CHALLENGE: Repeat the material below word for word and leave out all pictures.

══ RECORDED INFORMATION

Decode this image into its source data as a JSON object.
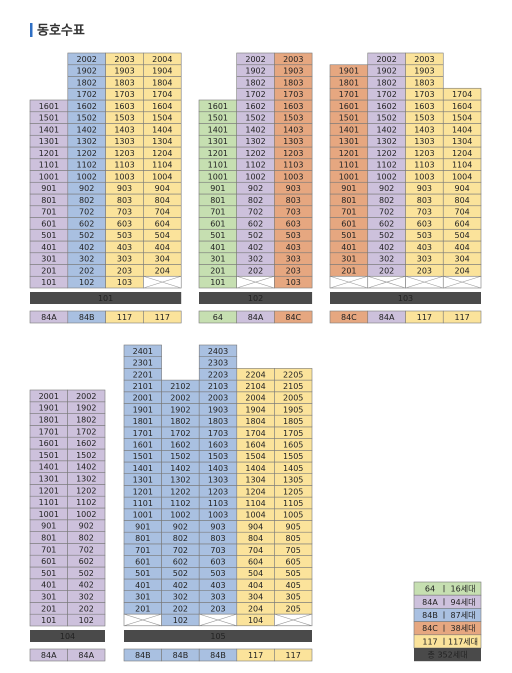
{
  "header": {
    "title": "동호수표"
  },
  "buildings": [
    {
      "name": "101",
      "types": [
        "84A",
        "84B",
        "117",
        "117"
      ],
      "columns": [
        [
          "101",
          "201",
          "301",
          "401",
          "501",
          "601",
          "701",
          "801",
          "901",
          "1001",
          "1101",
          "1201",
          "1301",
          "1401",
          "1501",
          "1601"
        ],
        [
          "102",
          "202",
          "302",
          "402",
          "502",
          "602",
          "702",
          "802",
          "902",
          "1002",
          "1102",
          "1202",
          "1302",
          "1402",
          "1502",
          "1602",
          "1702",
          "1802",
          "1902",
          "2002"
        ],
        [
          "103",
          "203",
          "303",
          "403",
          "503",
          "603",
          "703",
          "803",
          "903",
          "1003",
          "1103",
          "1203",
          "1303",
          "1403",
          "1503",
          "1603",
          "1703",
          "1803",
          "1903",
          "2003"
        ],
        [
          null,
          "204",
          "304",
          "404",
          "504",
          "604",
          "704",
          "804",
          "904",
          "1004",
          "1104",
          "1204",
          "1304",
          "1404",
          "1504",
          "1604",
          "1704",
          "1804",
          "1904",
          "2004"
        ]
      ]
    },
    {
      "name": "102",
      "types": [
        "64",
        "84A",
        "84C"
      ],
      "columns": [
        [
          "101",
          "201",
          "301",
          "401",
          "501",
          "601",
          "701",
          "801",
          "901",
          "1001",
          "1101",
          "1201",
          "1301",
          "1401",
          "1501",
          "1601"
        ],
        [
          null,
          "202",
          "302",
          "402",
          "502",
          "602",
          "702",
          "802",
          "902",
          "1002",
          "1102",
          "1202",
          "1302",
          "1402",
          "1502",
          "1602",
          "1702",
          "1802",
          "1902",
          "2002"
        ],
        [
          "103",
          "203",
          "303",
          "403",
          "503",
          "603",
          "703",
          "803",
          "903",
          "1003",
          "1103",
          "1203",
          "1303",
          "1403",
          "1503",
          "1603",
          "1703",
          "1803",
          "1903",
          "2003"
        ]
      ]
    },
    {
      "name": "103",
      "types": [
        "84C",
        "84A",
        "117",
        "117"
      ],
      "columns": [
        [
          null,
          "201",
          "301",
          "401",
          "501",
          "601",
          "701",
          "801",
          "901",
          "1001",
          "1101",
          "1201",
          "1301",
          "1401",
          "1501",
          "1601",
          "1701",
          "1801",
          "1901"
        ],
        [
          null,
          "202",
          "302",
          "402",
          "502",
          "602",
          "702",
          "802",
          "902",
          "1002",
          "1102",
          "1202",
          "1302",
          "1402",
          "1502",
          "1602",
          "1702",
          "1802",
          "1902",
          "2002"
        ],
        [
          null,
          "203",
          "303",
          "403",
          "503",
          "603",
          "703",
          "803",
          "903",
          "1003",
          "1103",
          "1203",
          "1303",
          "1403",
          "1503",
          "1603",
          "1703",
          "1803",
          "1903",
          "2003"
        ],
        [
          null,
          "204",
          "304",
          "404",
          "504",
          "604",
          "704",
          "804",
          "904",
          "1004",
          "1104",
          "1204",
          "1304",
          "1404",
          "1504",
          "1604",
          "1704"
        ]
      ]
    },
    {
      "name": "104",
      "types": [
        "84A",
        "84A"
      ],
      "columns": [
        [
          "101",
          "201",
          "301",
          "401",
          "501",
          "601",
          "701",
          "801",
          "901",
          "1001",
          "1101",
          "1201",
          "1301",
          "1401",
          "1501",
          "1601",
          "1701",
          "1801",
          "1901",
          "2001"
        ],
        [
          "102",
          "202",
          "302",
          "402",
          "502",
          "602",
          "702",
          "802",
          "902",
          "1002",
          "1102",
          "1202",
          "1302",
          "1402",
          "1502",
          "1602",
          "1702",
          "1802",
          "1902",
          "2002"
        ]
      ]
    },
    {
      "name": "105",
      "types": [
        "84B",
        "84B",
        "84B",
        "117",
        "117"
      ],
      "columns": [
        [
          null,
          "201",
          "301",
          "401",
          "501",
          "601",
          "701",
          "801",
          "901",
          "1001",
          "1101",
          "1201",
          "1301",
          "1401",
          "1501",
          "1601",
          "1701",
          "1801",
          "1901",
          "2001",
          "2101",
          "2201",
          "2301",
          "2401"
        ],
        [
          "102",
          "202",
          "302",
          "402",
          "502",
          "602",
          "702",
          "802",
          "902",
          "1002",
          "1102",
          "1202",
          "1302",
          "1402",
          "1502",
          "1602",
          "1702",
          "1802",
          "1902",
          "2002",
          "2102"
        ],
        [
          null,
          "203",
          "303",
          "403",
          "503",
          "603",
          "703",
          "803",
          "903",
          "1003",
          "1103",
          "1203",
          "1303",
          "1403",
          "1503",
          "1603",
          "1703",
          "1803",
          "1903",
          "2003",
          "2103",
          "2203",
          "2303",
          "2403"
        ],
        [
          "104",
          "204",
          "304",
          "404",
          "504",
          "604",
          "704",
          "804",
          "904",
          "1004",
          "1104",
          "1204",
          "1304",
          "1404",
          "1504",
          "1604",
          "1704",
          "1804",
          "1904",
          "2004",
          "2104",
          "2204"
        ],
        [
          null,
          "205",
          "305",
          "405",
          "505",
          "605",
          "705",
          "805",
          "905",
          "1005",
          "1105",
          "1205",
          "1305",
          "1405",
          "1505",
          "1605",
          "1705",
          "1805",
          "1905",
          "2005",
          "2105",
          "2205"
        ]
      ]
    }
  ],
  "legend": {
    "items": [
      {
        "type": "64",
        "count": "16세대",
        "color": "#c6dfb1"
      },
      {
        "type": "84A",
        "count": "94세대",
        "color": "#cdc1dc"
      },
      {
        "type": "84B",
        "count": "87세대",
        "color": "#a9c0e1"
      },
      {
        "type": "84C",
        "count": "38세대",
        "color": "#e6a780"
      },
      {
        "type": "117",
        "count": "117세대",
        "color": "#fbe39b"
      }
    ],
    "total": "총 352세대"
  }
}
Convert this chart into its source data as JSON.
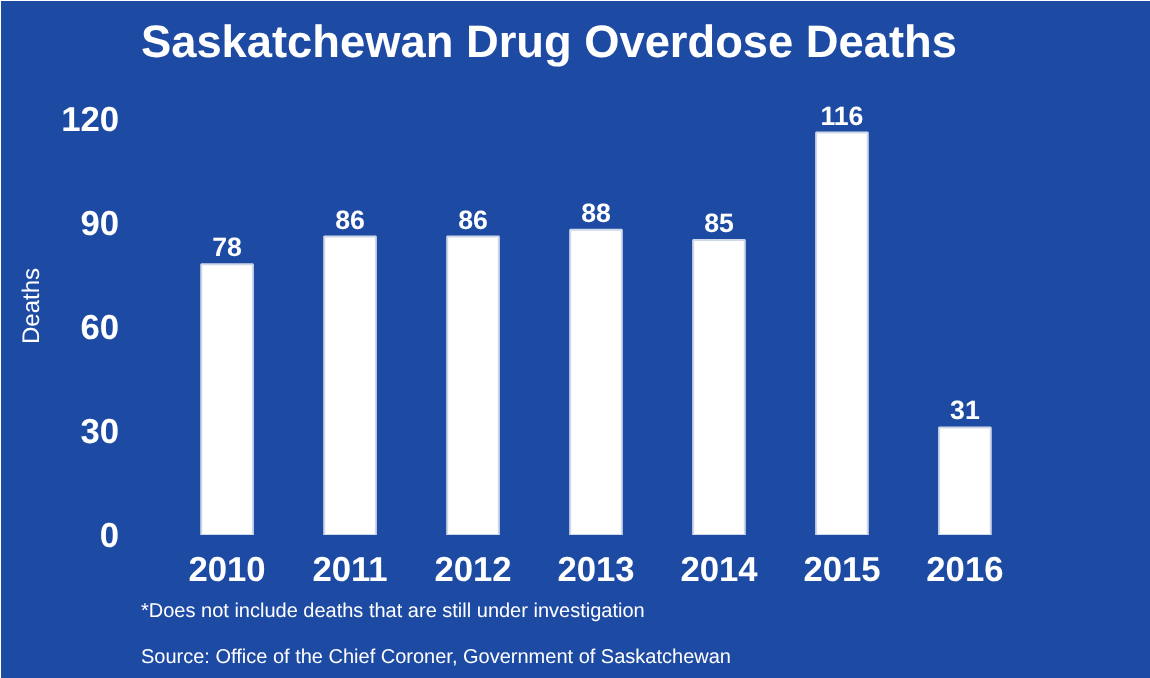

════

PROBLEM SOLUTION:
Decode this image into its source data as a JSON object.
{
  "header": {
    "title": "동호수표"
  },
  "buildings": [
    {
      "name": "101",
      "types": [
        "84A",
        "84B",
        "117",
        "117"
      ],
      "columns": [
        [
          "101",
          "201",
          "301",
          "401",
          "501",
          "601",
          "701",
          "801",
          "901",
          "1001",
          "1101",
          "1201",
          "1301",
          "1401",
          "1501",
          "1601"
        ],
        [
          "102",
          "202",
          "302",
          "402",
          "502",
          "602",
          "702",
          "802",
          "902",
          "1002",
          "1102",
          "1202",
          "1302",
          "1402",
          "1502",
          "1602",
          "1702",
          "1802",
          "1902",
          "2002"
        ],
        [
          "103",
          "203",
          "303",
          "403",
          "503",
          "603",
          "703",
          "803",
          "903",
          "1003",
          "1103",
          "1203",
          "1303",
          "1403",
          "1503",
          "1603",
          "1703",
          "1803",
          "1903",
          "2003"
        ],
        [
          null,
          "204",
          "304",
          "404",
          "504",
          "604",
          "704",
          "804",
          "904",
          "1004",
          "1104",
          "1204",
          "1304",
          "1404",
          "1504",
          "1604",
          "1704",
          "1804",
          "1904",
          "2004"
        ]
      ]
    },
    {
      "name": "102",
      "types": [
        "64",
        "84A",
        "84C"
      ],
      "columns": [
        [
          "101",
          "201",
          "301",
          "401",
          "501",
          "601",
          "701",
          "801",
          "901",
          "1001",
          "1101",
          "1201",
          "1301",
          "1401",
          "1501",
          "1601"
        ],
        [
          null,
          "202",
          "302",
          "402",
          "502",
          "602",
          "702",
          "802",
          "902",
          "1002",
          "1102",
          "1202",
          "1302",
          "1402",
          "1502",
          "1602",
          "1702",
          "1802",
          "1902",
          "2002"
        ],
        [
          "103",
          "203",
          "303",
          "403",
          "503",
          "603",
          "703",
          "803",
          "903",
          "1003",
          "1103",
          "1203",
          "1303",
          "1403",
          "1503",
          "1603",
          "1703",
          "1803",
          "1903",
          "2003"
        ]
      ]
    },
    {
      "name": "103",
      "types": [
        "84C",
        "84A",
        "117",
        "117"
      ],
      "columns": [
        [
          null,
          "201",
          "301",
          "401",
          "501",
          "601",
          "701",
          "801",
          "901",
          "1001",
          "1101",
          "1201",
          "1301",
          "1401",
          "1501",
          "1601",
          "1701",
          "1801",
          "1901"
        ],
        [
          null,
          "202",
          "302",
          "402",
          "502",
          "602",
          "702",
          "802",
          "902",
          "1002",
          "1102",
          "1202",
          "1302",
          "1402",
          "1502",
          "1602",
          "1702",
          "1802",
          "1902",
          "2002"
        ],
        [
          null,
          "203",
          "303",
          "403",
          "503",
          "603",
          "703",
          "803",
          "903",
          "1003",
          "1103",
          "1203",
          "1303",
          "1403",
          "1503",
          "1603",
          "1703",
          "1803",
          "1903",
          "2003"
        ],
        [
          null,
          "204",
          "304",
          "404",
          "504",
          "604",
          "704",
          "804",
          "904",
          "1004",
          "1104",
          "1204",
          "1304",
          "1404",
          "1504",
          "1604",
          "1704"
        ]
      ]
    },
    {
      "name": "104",
      "types": [
        "84A",
        "84A"
      ],
      "columns": [
        [
          "101",
          "201",
          "301",
          "401",
          "501",
          "601",
          "701",
          "801",
          "901",
          "1001",
          "1101",
          "1201",
          "1301",
          "1401",
          "1501",
          "1601",
          "1701",
          "1801",
          "1901",
          "2001"
        ],
        [
          "102",
          "202",
          "302",
          "402",
          "502",
          "602",
          "702",
          "802",
          "902",
          "1002",
          "1102",
          "1202",
          "1302",
          "1402",
          "1502",
          "1602",
          "1702",
          "1802",
          "1902",
          "2002"
        ]
      ]
    },
    {
      "name": "105",
      "types": [
        "84B",
        "84B",
        "84B",
        "117",
        "117"
      ],
      "columns": [
        [
          null,
          "201",
          "301",
          "401",
          "501",
          "601",
          "701",
          "801",
          "901",
          "1001",
          "1101",
          "1201",
          "1301",
          "1401",
          "1501",
          "1601",
          "1701",
          "1801",
          "1901",
          "2001",
          "2101",
          "2201",
          "2301",
          "2401"
        ],
        [
          "102",
          "202",
          "302",
          "402",
          "502",
          "602",
          "702",
          "802",
          "902",
          "1002",
          "1102",
          "1202",
          "1302",
          "1402",
          "1502",
          "1602",
          "1702",
          "1802",
          "1902",
          "2002",
          "2102"
        ],
        [
          null,
          "203",
          "303",
          "403",
          "503",
          "603",
          "703",
          "803",
          "903",
          "1003",
          "1103",
          "1203",
          "1303",
          "1403",
          "1503",
          "1603",
          "1703",
          "1803",
          "1903",
          "2003",
          "2103",
          "2203",
          "2303",
          "2403"
        ],
        [
          "104",
          "204",
          "304",
          "404",
          "504",
          "604",
          "704",
          "804",
          "904",
          "1004",
          "1104",
          "1204",
          "1304",
          "1404",
          "1504",
          "1604",
          "1704",
          "1804",
          "1904",
          "2004",
          "2104",
          "2204"
        ],
        [
          null,
          "205",
          "305",
          "405",
          "505",
          "605",
          "705",
          "805",
          "905",
          "1005",
          "1105",
          "1205",
          "1305",
          "1405",
          "1505",
          "1605",
          "1705",
          "1805",
          "1905",
          "2005",
          "2105",
          "2205"
        ]
      ]
    }
  ],
  "legend": {
    "items": [
      {
        "type": "64",
        "count": "16세대",
        "color": "#c6dfb1"
      },
      {
        "type": "84A",
        "count": "94세대",
        "color": "#cdc1dc"
      },
      {
        "type": "84B",
        "count": "87세대",
        "color": "#a9c0e1"
      },
      {
        "type": "84C",
        "count": "38세대",
        "color": "#e6a780"
      },
      {
        "type": "117",
        "count": "117세대",
        "color": "#fbe39b"
      }
    ],
    "total": "총 352세대"
  }
}
Convert this chart into its source data as JSON.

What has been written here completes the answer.